(Stored data)

────────────────

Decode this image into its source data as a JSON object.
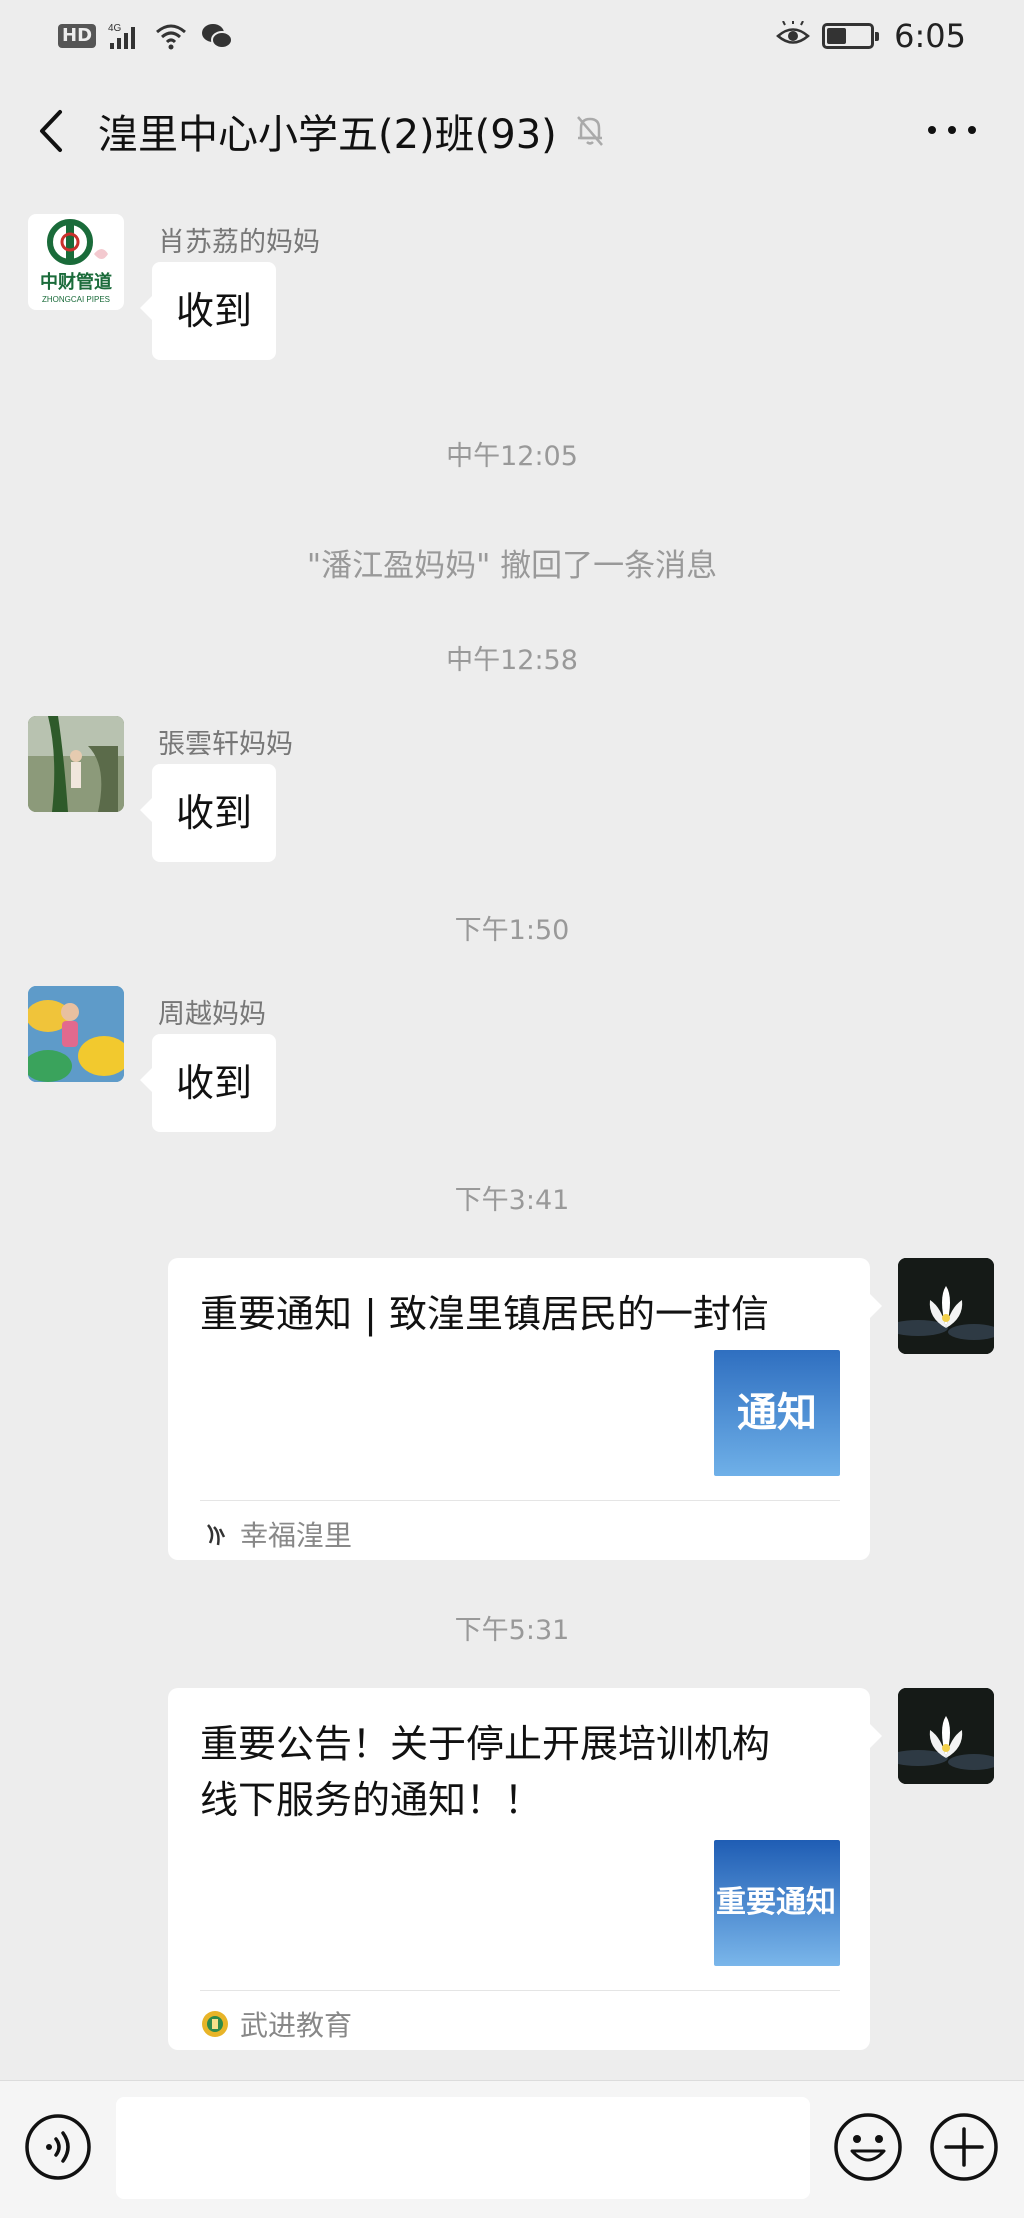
{
  "status_bar": {
    "hd_label": "HD",
    "network_label": "4G",
    "time": "6:05"
  },
  "header": {
    "title": "湟里中心小学五(2)班(93)"
  },
  "messages": [
    {
      "sender": "肖苏荔的妈妈",
      "text": "收到"
    },
    {
      "timestamp": "中午12:05"
    },
    {
      "system": "\"潘江盈妈妈\" 撤回了一条消息"
    },
    {
      "timestamp": "中午12:58"
    },
    {
      "sender": "張雲轩妈妈",
      "text": "收到"
    },
    {
      "timestamp": "下午1:50"
    },
    {
      "sender": "周越妈妈",
      "text": "收到"
    },
    {
      "timestamp": "下午3:41"
    },
    {
      "card_title": "重要通知 | 致湟里镇居民的一封信",
      "thumb_text": "通知",
      "source": "幸福湟里"
    },
    {
      "timestamp": "下午5:31"
    },
    {
      "card_title_line1": "重要公告！关于停止开展培训机构",
      "card_title_line2": "线下服务的通知！！",
      "thumb_text": "重要通知",
      "source": "武进教育"
    }
  ],
  "avatar_logo": {
    "brand_cn": "中财管道",
    "brand_en": "ZHONGCAI PIPES"
  },
  "colors": {
    "background": "#ededed",
    "bubble": "#ffffff",
    "timestamp": "#999999",
    "brand_green": "#1a6b3a",
    "thumb_blue": "#2f7fd0"
  }
}
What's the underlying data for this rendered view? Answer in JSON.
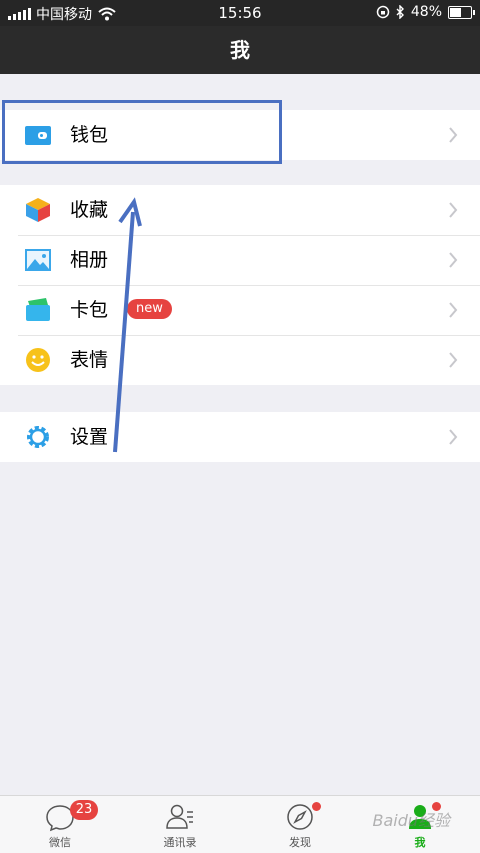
{
  "status_bar": {
    "carrier": "中国移动",
    "time": "15:56",
    "battery": "48%",
    "battery_level": 0.48
  },
  "nav": {
    "title": "我"
  },
  "groups": [
    {
      "items": [
        {
          "label": "钱包",
          "icon": "wallet-icon"
        }
      ]
    },
    {
      "items": [
        {
          "label": "收藏",
          "icon": "favorites-cube-icon"
        },
        {
          "label": "相册",
          "icon": "album-picture-icon"
        },
        {
          "label": "卡包",
          "icon": "card-pack-icon",
          "badge": "new"
        },
        {
          "label": "表情",
          "icon": "sticker-smile-icon"
        }
      ]
    },
    {
      "items": [
        {
          "label": "设置",
          "icon": "settings-gear-icon"
        }
      ]
    }
  ],
  "tabs": [
    {
      "label": "微信",
      "icon": "chat-bubble-icon",
      "badge": "23"
    },
    {
      "label": "通讯录",
      "icon": "contacts-icon"
    },
    {
      "label": "发现",
      "icon": "discover-compass-icon",
      "dot": true
    },
    {
      "label": "我",
      "icon": "me-person-icon",
      "dot": true,
      "active": true
    }
  ],
  "colors": {
    "accent_green": "#1aad19",
    "badge_red": "#e64340",
    "nav_bg": "#2b2b2b",
    "annotation_blue": "#4a6fc1"
  },
  "watermark": "Baidu经验"
}
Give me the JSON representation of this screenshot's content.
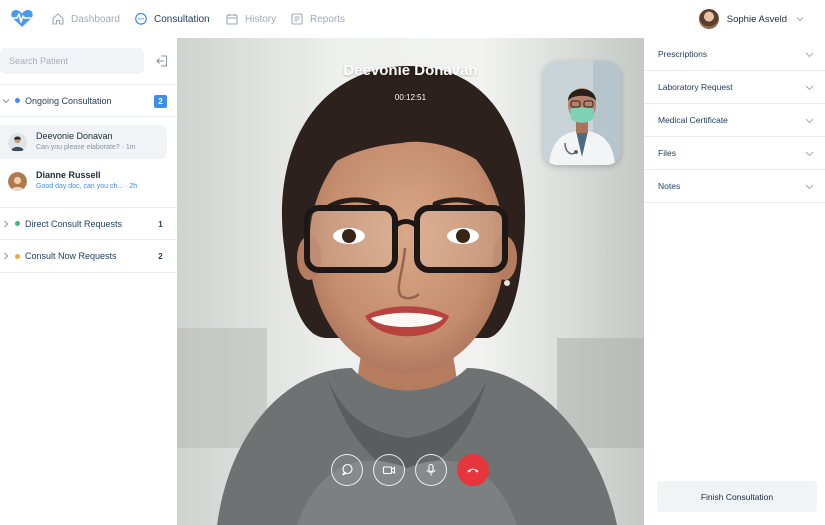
{
  "nav": {
    "items": [
      {
        "label": "Dashboard",
        "icon": "home-icon",
        "active": false
      },
      {
        "label": "Consultation",
        "icon": "chat-bubble-icon",
        "active": true
      },
      {
        "label": "History",
        "icon": "history-icon",
        "active": false
      },
      {
        "label": "Reports",
        "icon": "reports-icon",
        "active": false
      }
    ],
    "user_name": "Sophie Asveld"
  },
  "sidebar": {
    "search_placeholder": "Search Patient",
    "ongoing": {
      "label": "Ongoing Consultation",
      "count": "2"
    },
    "chats": [
      {
        "name": "Deevonie Donavan",
        "message": "Can you please elaborate? · 1m",
        "selected": true
      },
      {
        "name": "Dianne Russell",
        "message": "Good day doc, can you ch... · 2h",
        "selected": false
      }
    ],
    "direct": {
      "label": "Direct Consult Requests",
      "count": "1"
    },
    "consult_now": {
      "label": "Consult Now Requests",
      "count": "2"
    }
  },
  "call": {
    "patient_name": "Deevonie Donavan",
    "timer": "00:12:51",
    "controls": [
      "chat-icon",
      "video-camera-icon",
      "microphone-icon",
      "end-call-icon"
    ]
  },
  "right_panel": {
    "sections": [
      "Prescriptions",
      "Laboratory Request",
      "Medical Certificate",
      "Files",
      "Notes"
    ],
    "finish_label": "Finish Consultation"
  },
  "colors": {
    "accent": "#3d8ee8",
    "navy": "#1e3a5c",
    "end_call": "#e5363d",
    "green_dot": "#3bbf6a",
    "orange_dot": "#f2a93b"
  }
}
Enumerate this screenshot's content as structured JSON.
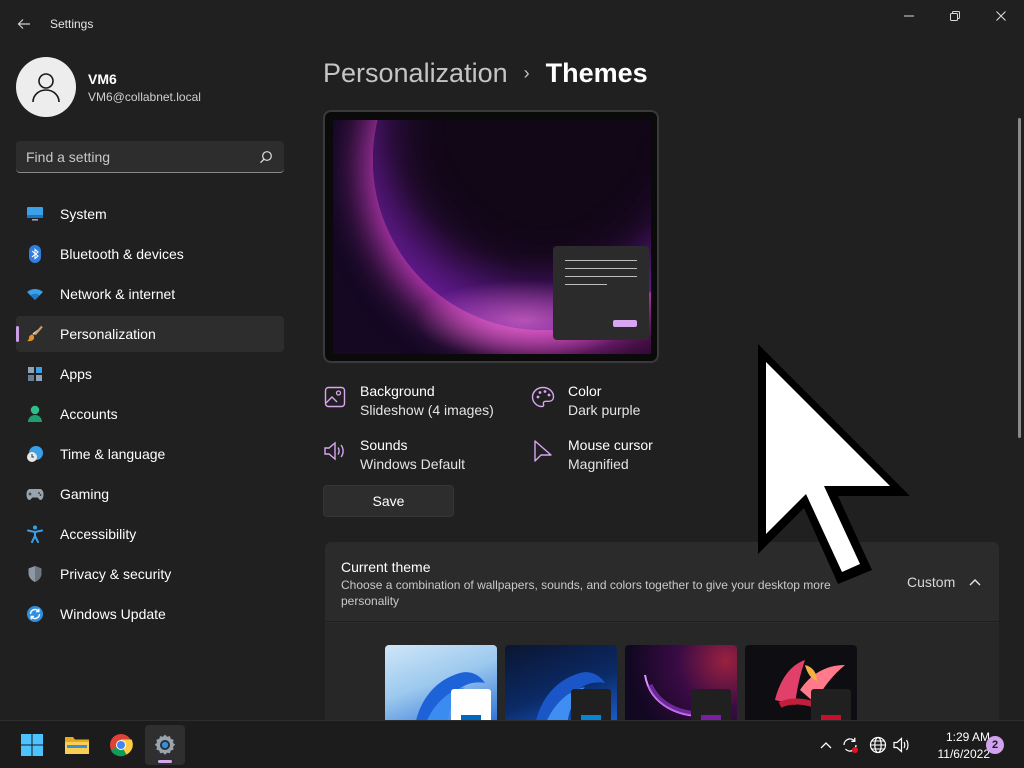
{
  "window": {
    "title": "Settings",
    "back_icon": "arrow-left-icon",
    "controls": [
      "minimize-icon",
      "restore-icon",
      "close-icon"
    ]
  },
  "profile": {
    "name": "VM6",
    "email": "VM6@collabnet.local",
    "avatar_icon": "person-icon"
  },
  "search": {
    "placeholder": "Find a setting",
    "icon": "search-icon"
  },
  "sidebar": {
    "active_index": 3,
    "items": [
      {
        "label": "System",
        "icon": "monitor-icon"
      },
      {
        "label": "Bluetooth & devices",
        "icon": "bluetooth-icon"
      },
      {
        "label": "Network & internet",
        "icon": "wifi-icon"
      },
      {
        "label": "Personalization",
        "icon": "brush-icon"
      },
      {
        "label": "Apps",
        "icon": "apps-icon"
      },
      {
        "label": "Accounts",
        "icon": "account-icon"
      },
      {
        "label": "Time & language",
        "icon": "clock-globe-icon"
      },
      {
        "label": "Gaming",
        "icon": "gamepad-icon"
      },
      {
        "label": "Accessibility",
        "icon": "accessibility-icon"
      },
      {
        "label": "Privacy & security",
        "icon": "shield-icon"
      },
      {
        "label": "Windows Update",
        "icon": "update-icon"
      }
    ]
  },
  "breadcrumb": {
    "parent": "Personalization",
    "separator": "›",
    "current": "Themes"
  },
  "theme_props": {
    "background": {
      "title": "Background",
      "value": "Slideshow (4 images)",
      "icon": "image-icon"
    },
    "color": {
      "title": "Color",
      "value": "Dark purple",
      "icon": "palette-icon"
    },
    "sounds": {
      "title": "Sounds",
      "value": "Windows Default",
      "icon": "speaker-icon"
    },
    "cursor": {
      "title": "Mouse cursor",
      "value": "Magnified",
      "icon": "cursor-icon"
    }
  },
  "save_label": "Save",
  "current_theme": {
    "title": "Current theme",
    "description": "Choose a combination of wallpapers, sounds, and colors together to give your desktop more personality",
    "value": "Custom",
    "expanded": true
  },
  "theme_thumbnails": [
    {
      "name": "windows-light",
      "mini_color": "#ffffff",
      "btn_color": "#0067c0"
    },
    {
      "name": "windows-dark",
      "mini_color": "#202020",
      "btn_color": "#0a84d6"
    },
    {
      "name": "glow",
      "mini_color": "#202020",
      "btn_color": "#7a1fa2"
    },
    {
      "name": "captured-motion",
      "mini_color": "#202020",
      "btn_color": "#c8102e"
    }
  ],
  "accent_color": "#c99ee6",
  "taskbar": {
    "apps": [
      {
        "name": "start",
        "icon": "windows-logo-icon"
      },
      {
        "name": "file-explorer",
        "icon": "folder-icon"
      },
      {
        "name": "chrome",
        "icon": "chrome-icon"
      },
      {
        "name": "settings",
        "icon": "gear-icon",
        "active": true
      }
    ],
    "tray_icons": [
      "chevron-up-icon",
      "sync-icon",
      "globe-icon",
      "volume-icon"
    ],
    "time": "1:29 AM",
    "date": "11/6/2022",
    "notification_count": "2"
  }
}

────────────────

## Task brief:
All of the records need repeating exactly, except for the pictures.

## Complete response:
Decode this image into its source data as a JSON object.
{
  "status_bar": {
    "hd_label": "HD",
    "network_label": "4G",
    "time": "6:05"
  },
  "header": {
    "title": "湟里中心小学五(2)班(93)"
  },
  "messages": [
    {
      "sender": "肖苏荔的妈妈",
      "text": "收到"
    },
    {
      "timestamp": "中午12:05"
    },
    {
      "system": "\"潘江盈妈妈\" 撤回了一条消息"
    },
    {
      "timestamp": "中午12:58"
    },
    {
      "sender": "張雲轩妈妈",
      "text": "收到"
    },
    {
      "timestamp": "下午1:50"
    },
    {
      "sender": "周越妈妈",
      "text": "收到"
    },
    {
      "timestamp": "下午3:41"
    },
    {
      "card_title": "重要通知 | 致湟里镇居民的一封信",
      "thumb_text": "通知",
      "source": "幸福湟里"
    },
    {
      "timestamp": "下午5:31"
    },
    {
      "card_title_line1": "重要公告！关于停止开展培训机构",
      "card_title_line2": "线下服务的通知！！",
      "thumb_text": "重要通知",
      "source": "武进教育"
    }
  ],
  "avatar_logo": {
    "brand_cn": "中财管道",
    "brand_en": "ZHONGCAI PIPES"
  },
  "colors": {
    "background": "#ededed",
    "bubble": "#ffffff",
    "timestamp": "#999999",
    "brand_green": "#1a6b3a",
    "thumb_blue": "#2f7fd0"
  }
}
What's the underlying data for this rendered view? Answer in JSON.
{
  "status_bar": {
    "carrier": "中国移动",
    "time": "15:56",
    "battery": "48%",
    "battery_level": 0.48
  },
  "nav": {
    "title": "我"
  },
  "groups": [
    {
      "items": [
        {
          "label": "钱包",
          "icon": "wallet-icon"
        }
      ]
    },
    {
      "items": [
        {
          "label": "收藏",
          "icon": "favorites-cube-icon"
        },
        {
          "label": "相册",
          "icon": "album-picture-icon"
        },
        {
          "label": "卡包",
          "icon": "card-pack-icon",
          "badge": "new"
        },
        {
          "label": "表情",
          "icon": "sticker-smile-icon"
        }
      ]
    },
    {
      "items": [
        {
          "label": "设置",
          "icon": "settings-gear-icon"
        }
      ]
    }
  ],
  "tabs": [
    {
      "label": "微信",
      "icon": "chat-bubble-icon",
      "badge": "23"
    },
    {
      "label": "通讯录",
      "icon": "contacts-icon"
    },
    {
      "label": "发现",
      "icon": "discover-compass-icon",
      "dot": true
    },
    {
      "label": "我",
      "icon": "me-person-icon",
      "dot": true,
      "active": true
    }
  ],
  "colors": {
    "accent_green": "#1aad19",
    "badge_red": "#e64340",
    "nav_bg": "#2b2b2b",
    "annotation_blue": "#4a6fc1"
  },
  "watermark": "Baidu经验"
}
Give me the JSON representation of this screenshot's content.
{
  "nav": {
    "items": [
      {
        "label": "Dashboard",
        "icon": "home-icon",
        "active": false
      },
      {
        "label": "Consultation",
        "icon": "chat-bubble-icon",
        "active": true
      },
      {
        "label": "History",
        "icon": "history-icon",
        "active": false
      },
      {
        "label": "Reports",
        "icon": "reports-icon",
        "active": false
      }
    ],
    "user_name": "Sophie Asveld"
  },
  "sidebar": {
    "search_placeholder": "Search Patient",
    "ongoing": {
      "label": "Ongoing Consultation",
      "count": "2"
    },
    "chats": [
      {
        "name": "Deevonie Donavan",
        "message": "Can you please elaborate? · 1m",
        "selected": true
      },
      {
        "name": "Dianne Russell",
        "message": "Good day doc, can you ch... · 2h",
        "selected": false
      }
    ],
    "direct": {
      "label": "Direct Consult Requests",
      "count": "1"
    },
    "consult_now": {
      "label": "Consult Now Requests",
      "count": "2"
    }
  },
  "call": {
    "patient_name": "Deevonie Donavan",
    "timer": "00:12:51",
    "controls": [
      "chat-icon",
      "video-camera-icon",
      "microphone-icon",
      "end-call-icon"
    ]
  },
  "right_panel": {
    "sections": [
      "Prescriptions",
      "Laboratory Request",
      "Medical Certificate",
      "Files",
      "Notes"
    ],
    "finish_label": "Finish Consultation"
  },
  "colors": {
    "accent": "#3d8ee8",
    "navy": "#1e3a5c",
    "end_call": "#e5363d",
    "green_dot": "#3bbf6a",
    "orange_dot": "#f2a93b"
  }
}
Enumerate this screenshot's content as structured JSON.
{
  "window": {
    "title": "Settings",
    "back_icon": "arrow-left-icon",
    "controls": [
      "minimize-icon",
      "restore-icon",
      "close-icon"
    ]
  },
  "profile": {
    "name": "VM6",
    "email": "VM6@collabnet.local",
    "avatar_icon": "person-icon"
  },
  "search": {
    "placeholder": "Find a setting",
    "icon": "search-icon"
  },
  "sidebar": {
    "active_index": 3,
    "items": [
      {
        "label": "System",
        "icon": "monitor-icon"
      },
      {
        "label": "Bluetooth & devices",
        "icon": "bluetooth-icon"
      },
      {
        "label": "Network & internet",
        "icon": "wifi-icon"
      },
      {
        "label": "Personalization",
        "icon": "brush-icon"
      },
      {
        "label": "Apps",
        "icon": "apps-icon"
      },
      {
        "label": "Accounts",
        "icon": "account-icon"
      },
      {
        "label": "Time & language",
        "icon": "clock-globe-icon"
      },
      {
        "label": "Gaming",
        "icon": "gamepad-icon"
      },
      {
        "label": "Accessibility",
        "icon": "accessibility-icon"
      },
      {
        "label": "Privacy & security",
        "icon": "shield-icon"
      },
      {
        "label": "Windows Update",
        "icon": "update-icon"
      }
    ]
  },
  "breadcrumb": {
    "parent": "Personalization",
    "separator": "›",
    "current": "Themes"
  },
  "theme_props": {
    "background": {
      "title": "Background",
      "value": "Slideshow (4 images)",
      "icon": "image-icon"
    },
    "color": {
      "title": "Color",
      "value": "Dark purple",
      "icon": "palette-icon"
    },
    "sounds": {
      "title": "Sounds",
      "value": "Windows Default",
      "icon": "speaker-icon"
    },
    "cursor": {
      "title": "Mouse cursor",
      "value": "Magnified",
      "icon": "cursor-icon"
    }
  },
  "save_label": "Save",
  "current_theme": {
    "title": "Current theme",
    "description": "Choose a combination of wallpapers, sounds, and colors together to give your desktop more personality",
    "value": "Custom",
    "expanded": true
  },
  "theme_thumbnails": [
    {
      "name": "windows-light",
      "mini_color": "#ffffff",
      "btn_color": "#0067c0"
    },
    {
      "name": "windows-dark",
      "mini_color": "#202020",
      "btn_color": "#0a84d6"
    },
    {
      "name": "glow",
      "mini_color": "#202020",
      "btn_color": "#7a1fa2"
    },
    {
      "name": "captured-motion",
      "mini_color": "#202020",
      "btn_color": "#c8102e"
    }
  ],
  "accent_color": "#c99ee6",
  "taskbar": {
    "apps": [
      {
        "name": "start",
        "icon": "windows-logo-icon"
      },
      {
        "name": "file-explorer",
        "icon": "folder-icon"
      },
      {
        "name": "chrome",
        "icon": "chrome-icon"
      },
      {
        "name": "settings",
        "icon": "gear-icon",
        "active": true
      }
    ],
    "tray_icons": [
      "chevron-up-icon",
      "sync-icon",
      "globe-icon",
      "volume-icon"
    ],
    "time": "1:29 AM",
    "date": "11/6/2022",
    "notification_count": "2"
  }
}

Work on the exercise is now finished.